=== TASK REQUIREMENTS ===
Locate every line that holds the string "color" and copy it.

=== EXERCISE MATERIALS ===
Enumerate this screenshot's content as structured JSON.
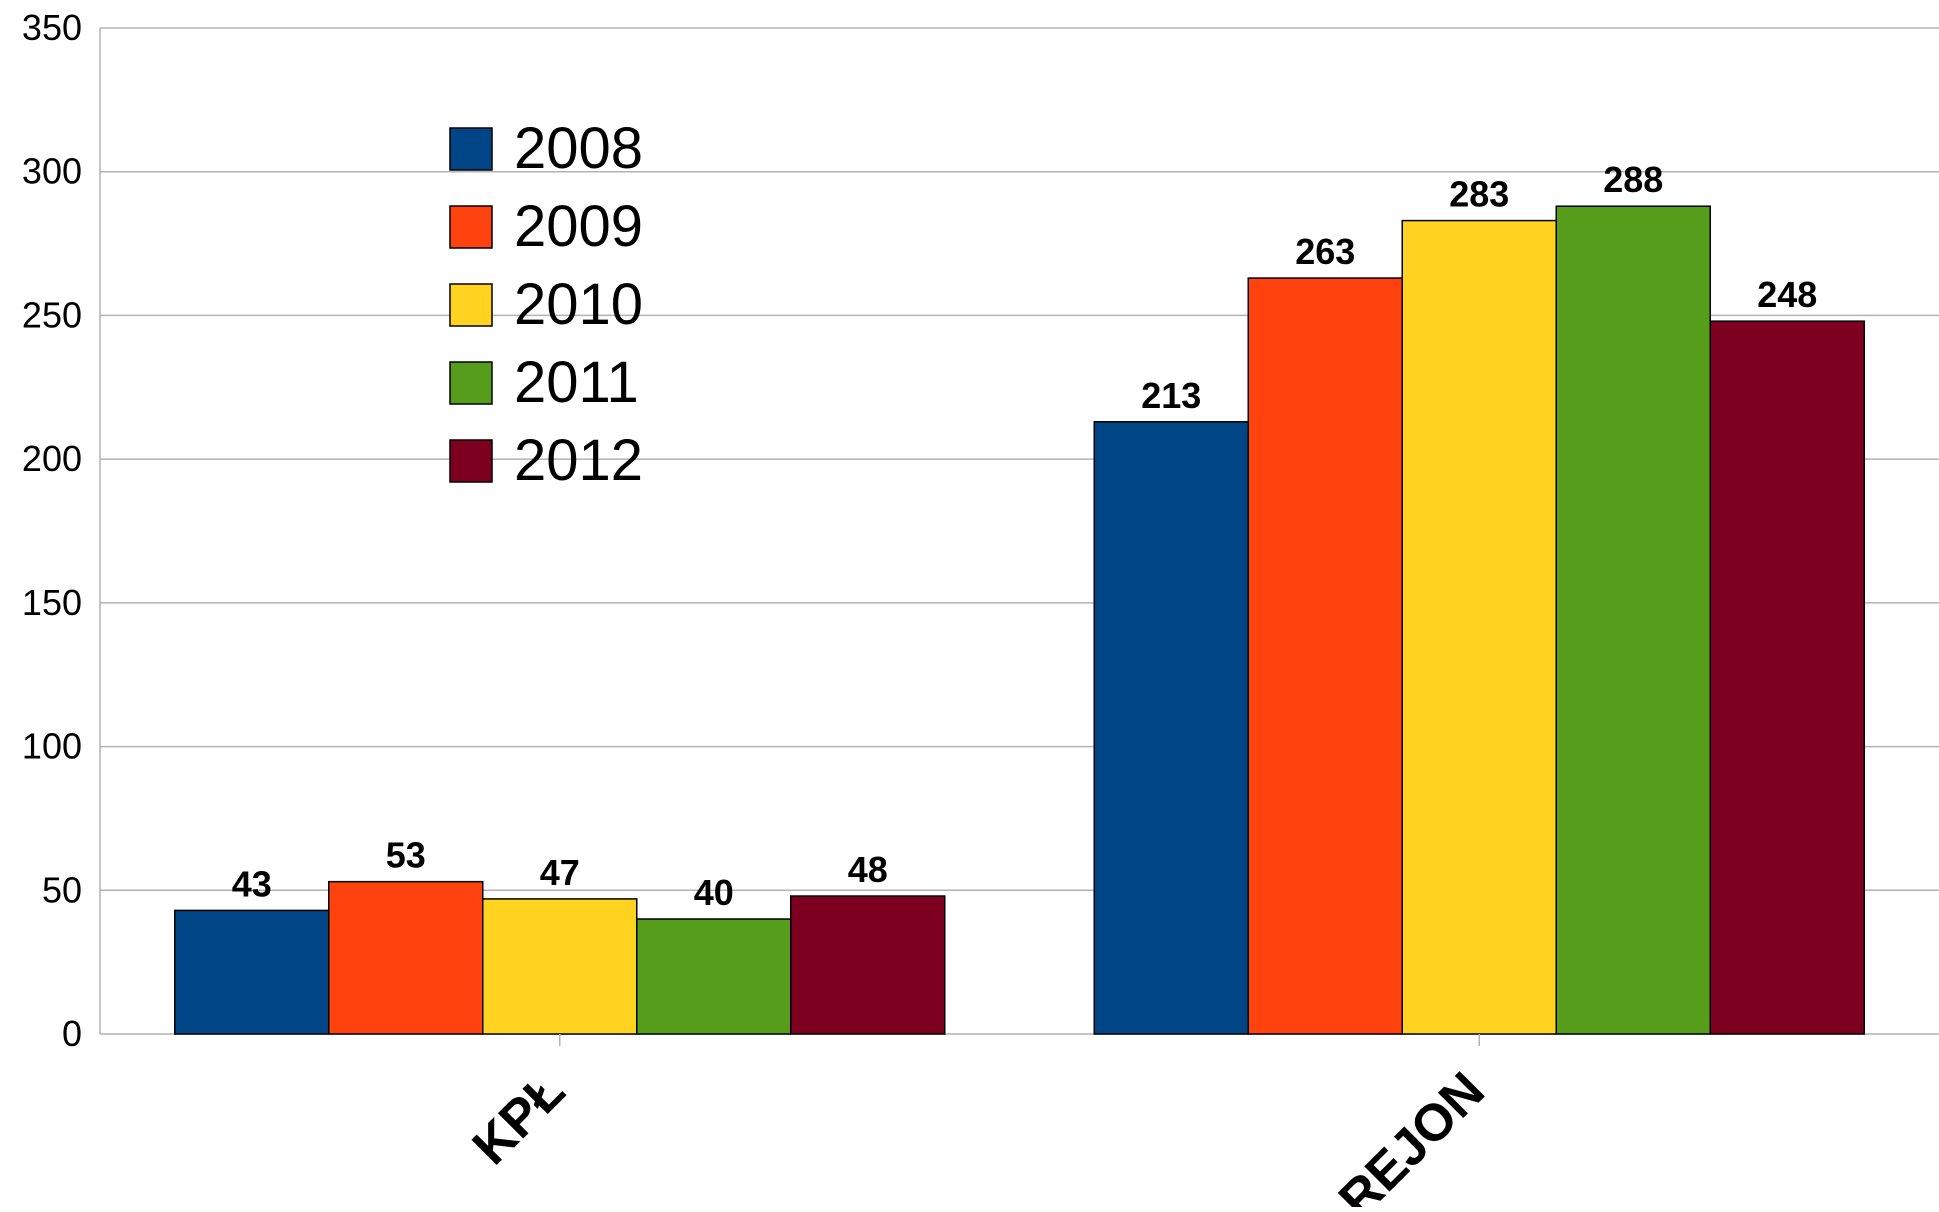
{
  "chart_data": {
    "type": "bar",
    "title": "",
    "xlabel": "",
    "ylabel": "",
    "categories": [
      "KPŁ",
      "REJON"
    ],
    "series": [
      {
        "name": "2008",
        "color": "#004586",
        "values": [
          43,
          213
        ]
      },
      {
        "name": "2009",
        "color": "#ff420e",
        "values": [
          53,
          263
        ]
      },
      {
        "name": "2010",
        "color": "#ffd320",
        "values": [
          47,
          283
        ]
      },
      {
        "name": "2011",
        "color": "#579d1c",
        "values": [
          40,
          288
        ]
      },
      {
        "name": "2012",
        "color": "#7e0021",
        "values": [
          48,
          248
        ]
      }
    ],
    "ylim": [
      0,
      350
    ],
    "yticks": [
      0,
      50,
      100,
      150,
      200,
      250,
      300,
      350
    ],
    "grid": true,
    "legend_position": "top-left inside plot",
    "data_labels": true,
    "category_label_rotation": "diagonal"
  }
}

=== TASK SOLUTION ===
        "color": "#004586",
        "color": "#ff420e",
        "color": "#ffd320",
        "color": "#579d1c",
        "color": "#7e0021",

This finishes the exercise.